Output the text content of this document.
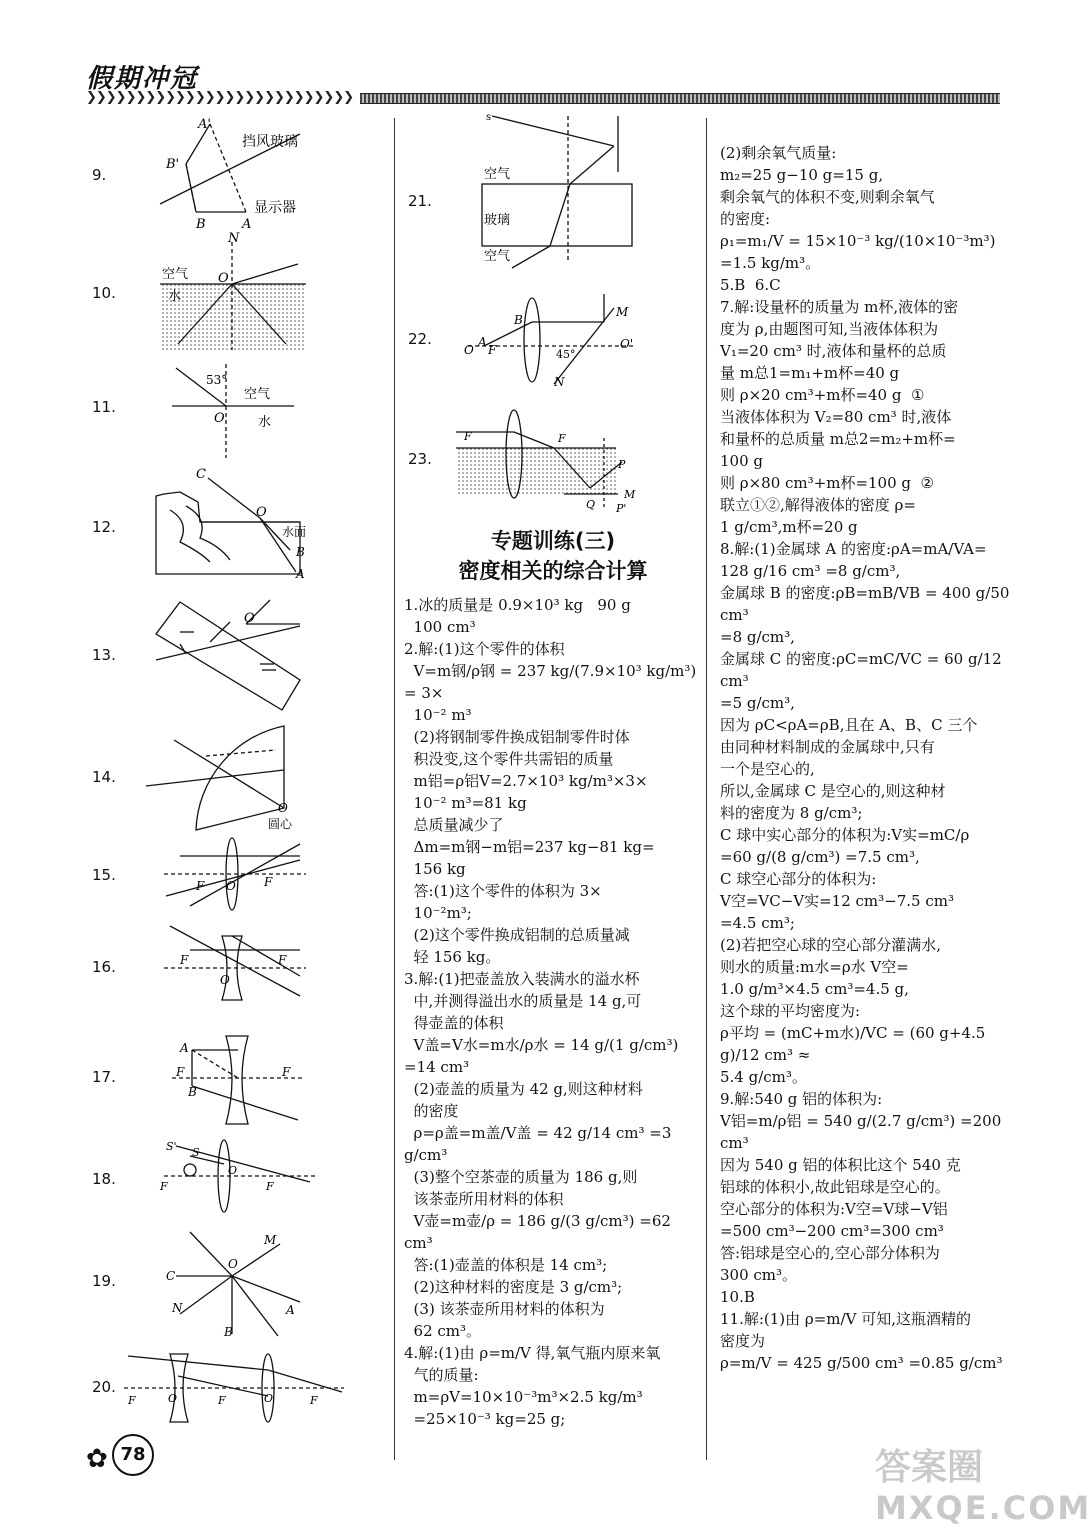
假期冲冠
❯❯❯❯❯❯❯❯❯❯❯❯❯❯❯❯❯❯❯❯❯❯❯❯❯❯❯
9.
A'
B'
B	A
挡风玻璃
显示器
10.
N
O
空气
水
11.
53°
空气
O	水
12.
C
O
水面
B
A
13.
O
14.
O
圆心
15.
F O F
16.	F
O
F
17.
A
F
B
F
18.
S' S
F
O
F
19.
M
O
C
N	A
B
20.
F	O	F	O	F
21.
s
空气
玻璃
空气
22.
B
O
A
F	45°
M
O'
N
23.
F	F
P
M
Q P'
专题训练(三)
密度相关的综合计算

1.冰的质量是 0.9×10³ kg   90 g

100 cm³

2.解:(1)这个零件的体积

V=m钢/ρ钢 = 237 kg/(7.9×10³ kg/m³) = 3×

10⁻² m³

(2)将钢制零件换成铝制零件时体

积没变,这个零件共需铝的质量

m铝=ρ铝V=2.7×10³ kg/m³×3×

10⁻² m³=81 kg

总质量减少了

Δm=m钢−m铝=237 kg−81 kg=

156 kg

答:(1)这个零件的体积为 3×

10⁻²m³;

(2)这个零件换成铝制的总质量减

轻 156 kg。

3.解:(1)把壶盖放入装满水的溢水杯

中,并测得溢出水的质量是 14 g,可

得壶盖的体积

V盖=V水=m水/ρ水 = 14 g/(1 g/cm³) =14 cm³

(2)壶盖的质量为 42 g,则这种材料

的密度

ρ=ρ盖=m盖/V盖 = 42 g/14 cm³ =3 g/cm³

(3)整个空茶壶的质量为 186 g,则

该茶壶所用材料的体积

V壶=m壶/ρ = 186 g/(3 g/cm³) =62 cm³

答:(1)壶盖的体积是 14 cm³;

(2)这种材料的密度是 3 g/cm³;

(3) 该茶壶所用材料的体积为

62 cm³。

4.解:(1)由 ρ=m/V 得,氧气瓶内原来氧

气的质量:

m=ρV=10×10⁻³m³×2.5 kg/m³

=25×10⁻³ kg=25 g;

(2)剩余氧气质量:

m₂=25 g−10 g=15 g,

剩余氧气的体积不变,则剩余氧气

的密度:

ρ₁=m₁/V = 15×10⁻³ kg/(10×10⁻³m³) =1.5 kg/m³。

5.B  6.C

7.解:设量杯的质量为 m杯,液体的密

度为 ρ,由题图可知,当液体体积为

V₁=20 cm³ 时,液体和量杯的总质

量 m总1=m₁+m杯=40 g

则 ρ×20 cm³+m杯=40 g  ①

当液体体积为 V₂=80 cm³ 时,液体

和量杯的总质量 m总2=m₂+m杯=

100 g

则 ρ×80 cm³+m杯=100 g  ②

联立①②,解得液体的密度 ρ=

1 g/cm³,m杯=20 g

8.解:(1)金属球 A 的密度:ρA=mA/VA=

128 g/16 cm³ =8 g/cm³,

金属球 B 的密度:ρB=mB/VB = 400 g/50 cm³

=8 g/cm³,

金属球 C 的密度:ρC=mC/VC = 60 g/12 cm³

=5 g/cm³,

因为 ρC<ρA=ρB,且在 A、B、C 三个

由同种材料制成的金属球中,只有

一个是空心的,

所以,金属球 C 是空心的,则这种材

料的密度为 8 g/cm³;

C 球中实心部分的体积为:V实=mC/ρ

=60 g/(8 g/cm³) =7.5 cm³,

C 球空心部分的体积为:

V空=VC−V实=12 cm³−7.5 cm³

=4.5 cm³;

(2)若把空心球的空心部分灌满水,

则水的质量:m水=ρ水 V空=

1.0 g/m³×4.5 cm³=4.5 g,

这个球的平均密度为:

ρ平均 = (mC+m水)/VC = (60 g+4.5 g)/12 cm³ ≈

5.4 g/cm³。

9.解:540 g 铝的体积为:

V铝=m/ρ铝 = 540 g/(2.7 g/cm³) =200 cm³

因为 540 g 铝的体积比这个 540 克

铝球的体积小,故此铝球是空心的。

空心部分的体积为:V空=V球−V铝

=500 cm³−200 cm³=300 cm³

答:铝球是空心的,空心部分体积为

300 cm³。

10.B

11.解:(1)由 ρ=m/V 可知,这瓶酒精的

密度为

ρ=m/V = 425 g/500 cm³ =0.85 g/cm³

✿ 78	答案圈
MXQE.COM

------------------------------------------------------------

=== Set exercise ===
Ignore the images and quote every line of the listing exactly.

=== Solution to the exercise ===
Output the text content of this document.
假期冲冠
❯❯❯❯❯❯❯❯❯❯❯❯❯❯❯❯❯❯❯❯❯❯❯❯❯❯❯
9.
A'
B'
B	A
挡风玻璃
显示器
10.
N
O
空气
水
11.
53°
空气
O	水
12.
C
O
水面
B
A
13.
O
14.
O
圆心
15.
F O F
16.	F
O
F
17.
A
F
B
F
18.
S' S
F
O
F
19.
M
O
C
N	A
B
20.
F	O	F	O	F
21.
s
空气
玻璃
空气
22.
B
O
A
F	45°
M
O'
N
23.
F	F
P
M
Q P'
专题训练(三)
密度相关的综合计算

1.冰的质量是 0.9×10³ kg   90 g

100 cm³

2.解:(1)这个零件的体积

V=m钢/ρ钢 = 237 kg/(7.9×10³ kg/m³) = 3×

10⁻² m³

(2)将钢制零件换成铝制零件时体

积没变,这个零件共需铝的质量

m铝=ρ铝V=2.7×10³ kg/m³×3×

10⁻² m³=81 kg

总质量减少了

Δm=m钢−m铝=237 kg−81 kg=

156 kg

答:(1)这个零件的体积为 3×

10⁻²m³;

(2)这个零件换成铝制的总质量减

轻 156 kg。

3.解:(1)把壶盖放入装满水的溢水杯

中,并测得溢出水的质量是 14 g,可

得壶盖的体积

V盖=V水=m水/ρ水 = 14 g/(1 g/cm³) =14 cm³

(2)壶盖的质量为 42 g,则这种材料

的密度

ρ=ρ盖=m盖/V盖 = 42 g/14 cm³ =3 g/cm³

(3)整个空茶壶的质量为 186 g,则

该茶壶所用材料的体积

V壶=m壶/ρ = 186 g/(3 g/cm³) =62 cm³

答:(1)壶盖的体积是 14 cm³;

(2)这种材料的密度是 3 g/cm³;

(3) 该茶壶所用材料的体积为

62 cm³。

4.解:(1)由 ρ=m/V 得,氧气瓶内原来氧

气的质量:

m=ρV=10×10⁻³m³×2.5 kg/m³

=25×10⁻³ kg=25 g;

(2)剩余氧气质量:

m₂=25 g−10 g=15 g,

剩余氧气的体积不变,则剩余氧气

的密度:

ρ₁=m₁/V = 15×10⁻³ kg/(10×10⁻³m³) =1.5 kg/m³。

5.B  6.C

7.解:设量杯的质量为 m杯,液体的密

度为 ρ,由题图可知,当液体体积为

V₁=20 cm³ 时,液体和量杯的总质

量 m总1=m₁+m杯=40 g

则 ρ×20 cm³+m杯=40 g  ①

当液体体积为 V₂=80 cm³ 时,液体

和量杯的总质量 m总2=m₂+m杯=

100 g

则 ρ×80 cm³+m杯=100 g  ②

联立①②,解得液体的密度 ρ=

1 g/cm³,m杯=20 g

8.解:(1)金属球 A 的密度:ρA=mA/VA=

128 g/16 cm³ =8 g/cm³,

金属球 B 的密度:ρB=mB/VB = 400 g/50 cm³

=8 g/cm³,

金属球 C 的密度:ρC=mC/VC = 60 g/12 cm³

=5 g/cm³,

因为 ρC<ρA=ρB,且在 A、B、C 三个

由同种材料制成的金属球中,只有

一个是空心的,

所以,金属球 C 是空心的,则这种材

料的密度为 8 g/cm³;

C 球中实心部分的体积为:V实=mC/ρ

=60 g/(8 g/cm³) =7.5 cm³,

C 球空心部分的体积为:

V空=VC−V实=12 cm³−7.5 cm³

=4.5 cm³;

(2)若把空心球的空心部分灌满水,

则水的质量:m水=ρ水 V空=

1.0 g/m³×4.5 cm³=4.5 g,

这个球的平均密度为:

ρ平均 = (mC+m水)/VC = (60 g+4.5 g)/12 cm³ ≈

5.4 g/cm³。

9.解:540 g 铝的体积为:

V铝=m/ρ铝 = 540 g/(2.7 g/cm³) =200 cm³

因为 540 g 铝的体积比这个 540 克

铝球的体积小,故此铝球是空心的。

空心部分的体积为:V空=V球−V铝

=500 cm³−200 cm³=300 cm³

答:铝球是空心的,空心部分体积为

300 cm³。

10.B

11.解:(1)由 ρ=m/V 可知,这瓶酒精的

密度为

ρ=m/V = 425 g/500 cm³ =0.85 g/cm³

✿ 78	答案圈
MXQE.COM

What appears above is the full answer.